LISTED RECORDS

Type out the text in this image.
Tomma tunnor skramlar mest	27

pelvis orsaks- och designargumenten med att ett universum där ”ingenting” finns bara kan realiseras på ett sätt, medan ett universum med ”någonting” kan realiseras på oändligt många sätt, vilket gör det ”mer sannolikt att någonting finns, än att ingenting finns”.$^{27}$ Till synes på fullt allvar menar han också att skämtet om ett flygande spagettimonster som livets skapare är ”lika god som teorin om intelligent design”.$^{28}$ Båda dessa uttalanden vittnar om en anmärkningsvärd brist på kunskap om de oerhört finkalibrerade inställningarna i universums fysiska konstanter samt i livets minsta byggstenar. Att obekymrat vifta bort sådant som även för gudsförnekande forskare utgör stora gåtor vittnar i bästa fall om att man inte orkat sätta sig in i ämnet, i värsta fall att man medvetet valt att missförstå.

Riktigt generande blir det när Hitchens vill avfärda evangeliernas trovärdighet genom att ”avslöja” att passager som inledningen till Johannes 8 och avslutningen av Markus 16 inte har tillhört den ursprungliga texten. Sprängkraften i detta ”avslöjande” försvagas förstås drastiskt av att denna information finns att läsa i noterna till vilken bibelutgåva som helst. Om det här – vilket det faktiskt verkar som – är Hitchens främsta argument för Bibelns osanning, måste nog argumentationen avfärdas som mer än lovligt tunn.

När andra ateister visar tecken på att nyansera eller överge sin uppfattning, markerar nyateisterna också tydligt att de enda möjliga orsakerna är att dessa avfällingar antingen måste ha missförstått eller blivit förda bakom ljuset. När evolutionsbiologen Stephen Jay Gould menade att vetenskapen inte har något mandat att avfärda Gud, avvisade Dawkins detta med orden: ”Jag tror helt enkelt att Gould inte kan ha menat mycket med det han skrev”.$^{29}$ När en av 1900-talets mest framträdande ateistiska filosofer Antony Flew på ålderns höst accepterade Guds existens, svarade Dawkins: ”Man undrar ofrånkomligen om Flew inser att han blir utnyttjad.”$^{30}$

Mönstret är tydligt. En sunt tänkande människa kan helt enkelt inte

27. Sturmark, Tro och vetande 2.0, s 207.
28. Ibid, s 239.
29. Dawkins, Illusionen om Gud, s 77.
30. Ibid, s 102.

EXERCISE DETAILS
Find all the lines containing "mest" in the material, then copy them.

SOLUTION FOR THIS TASK
Tomma tunnor skramlar mest	27
När andra ateister visar tecken på att nyansera eller överge sin uppfattning, markerar nyateisterna också tydligt att de enda möjliga orsakerna är att dessa avfällingar antingen måste ha missförstått eller blivit förda bakom ljuset. När evolutionsbiologen Stephen Jay Gould menade att vetenskapen inte har något mandat att avfärda Gud, avvisade Dawkins detta med orden: ”Jag tror helt enkelt att Gould inte kan ha menat mycket med det han skrev”.$^{29}$ När en av 1900-talets mest framträdande ateistiska filosofer Antony Flew på ålderns höst accepterade Guds existens, svarade Dawkins: ”Man undrar ofrånkomligen om Flew inser att han blir utnyttjad.”$^{30}$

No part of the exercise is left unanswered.